Count the lines containing "Plaça" in the entries underneath, and state that count without anything else.

## Start RECORDED DATA

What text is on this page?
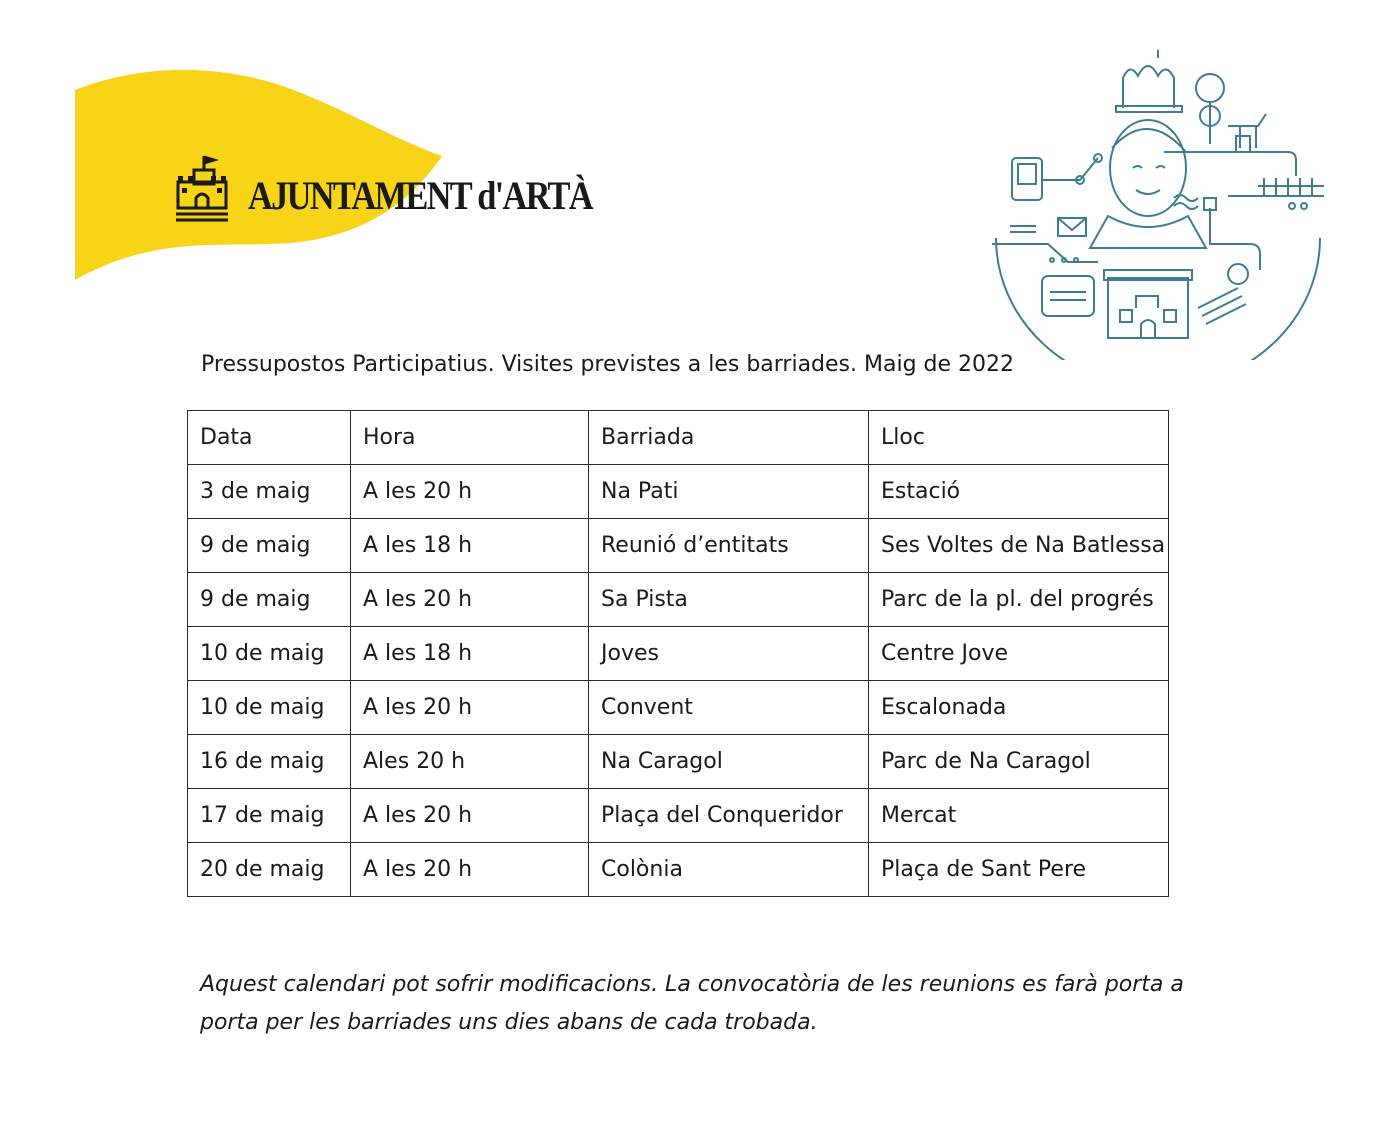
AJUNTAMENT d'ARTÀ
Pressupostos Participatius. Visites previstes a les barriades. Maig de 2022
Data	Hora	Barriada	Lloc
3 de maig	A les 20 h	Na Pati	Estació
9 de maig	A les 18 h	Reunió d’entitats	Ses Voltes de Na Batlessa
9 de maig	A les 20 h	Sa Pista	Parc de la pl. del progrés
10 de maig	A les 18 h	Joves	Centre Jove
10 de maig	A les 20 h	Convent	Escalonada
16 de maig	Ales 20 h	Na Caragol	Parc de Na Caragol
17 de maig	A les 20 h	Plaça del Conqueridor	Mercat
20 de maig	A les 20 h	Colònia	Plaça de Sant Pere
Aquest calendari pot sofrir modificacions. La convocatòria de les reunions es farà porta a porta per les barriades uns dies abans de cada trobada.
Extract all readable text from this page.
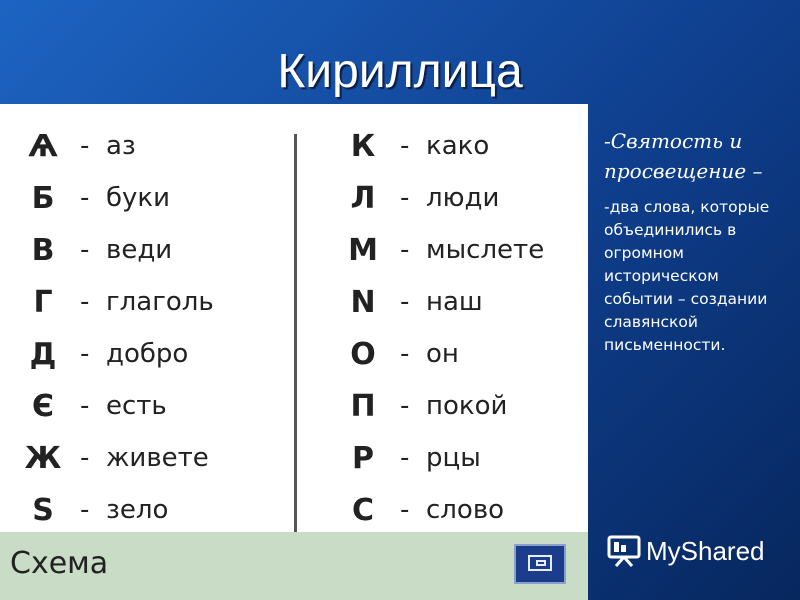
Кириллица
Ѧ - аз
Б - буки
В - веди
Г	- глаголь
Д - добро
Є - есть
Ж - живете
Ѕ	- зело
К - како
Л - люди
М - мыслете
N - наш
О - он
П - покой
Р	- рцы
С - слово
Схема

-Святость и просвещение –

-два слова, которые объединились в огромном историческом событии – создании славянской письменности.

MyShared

## End RECORDED DATA
## Start RECORDED DATA

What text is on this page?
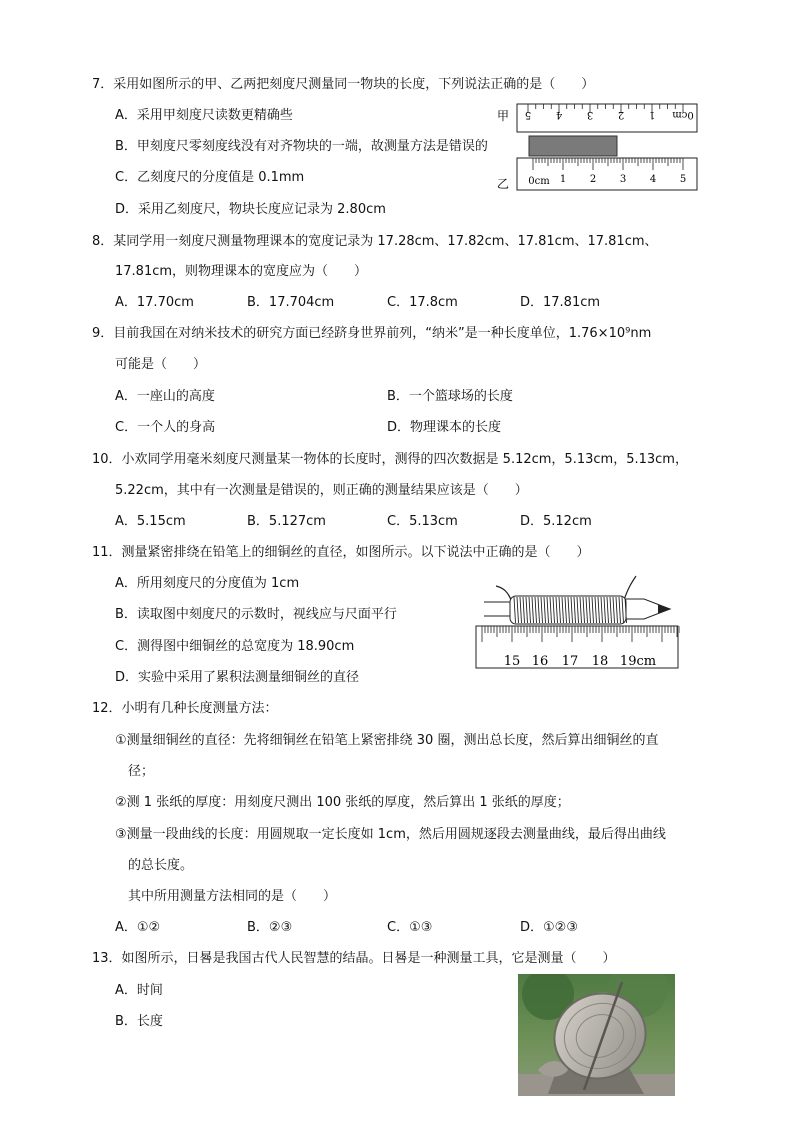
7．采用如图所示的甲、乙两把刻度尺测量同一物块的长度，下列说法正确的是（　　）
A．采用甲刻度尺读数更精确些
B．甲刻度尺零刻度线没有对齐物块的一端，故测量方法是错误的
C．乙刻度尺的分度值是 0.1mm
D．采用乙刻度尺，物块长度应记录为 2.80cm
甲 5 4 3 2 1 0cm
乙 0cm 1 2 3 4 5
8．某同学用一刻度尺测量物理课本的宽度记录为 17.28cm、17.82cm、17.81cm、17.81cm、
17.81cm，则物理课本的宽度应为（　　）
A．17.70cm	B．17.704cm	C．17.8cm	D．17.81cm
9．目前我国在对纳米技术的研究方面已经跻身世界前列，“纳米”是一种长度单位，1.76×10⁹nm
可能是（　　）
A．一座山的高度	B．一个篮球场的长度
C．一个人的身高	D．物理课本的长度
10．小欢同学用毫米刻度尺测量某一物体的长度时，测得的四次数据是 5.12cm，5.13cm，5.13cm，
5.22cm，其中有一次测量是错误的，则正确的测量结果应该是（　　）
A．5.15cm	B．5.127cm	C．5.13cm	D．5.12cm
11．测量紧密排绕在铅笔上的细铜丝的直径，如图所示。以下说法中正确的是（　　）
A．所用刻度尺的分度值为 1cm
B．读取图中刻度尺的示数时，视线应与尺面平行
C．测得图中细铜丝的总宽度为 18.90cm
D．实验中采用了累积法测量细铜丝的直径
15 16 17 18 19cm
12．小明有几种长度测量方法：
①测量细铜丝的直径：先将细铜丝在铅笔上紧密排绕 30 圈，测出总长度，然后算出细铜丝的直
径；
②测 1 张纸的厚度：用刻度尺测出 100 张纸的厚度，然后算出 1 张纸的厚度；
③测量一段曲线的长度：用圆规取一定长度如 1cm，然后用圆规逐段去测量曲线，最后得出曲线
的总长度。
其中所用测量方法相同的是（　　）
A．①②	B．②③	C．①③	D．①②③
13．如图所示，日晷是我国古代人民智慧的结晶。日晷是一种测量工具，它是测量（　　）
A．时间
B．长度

## End RECORDED DATA

__FINISHED EXERCISE__
2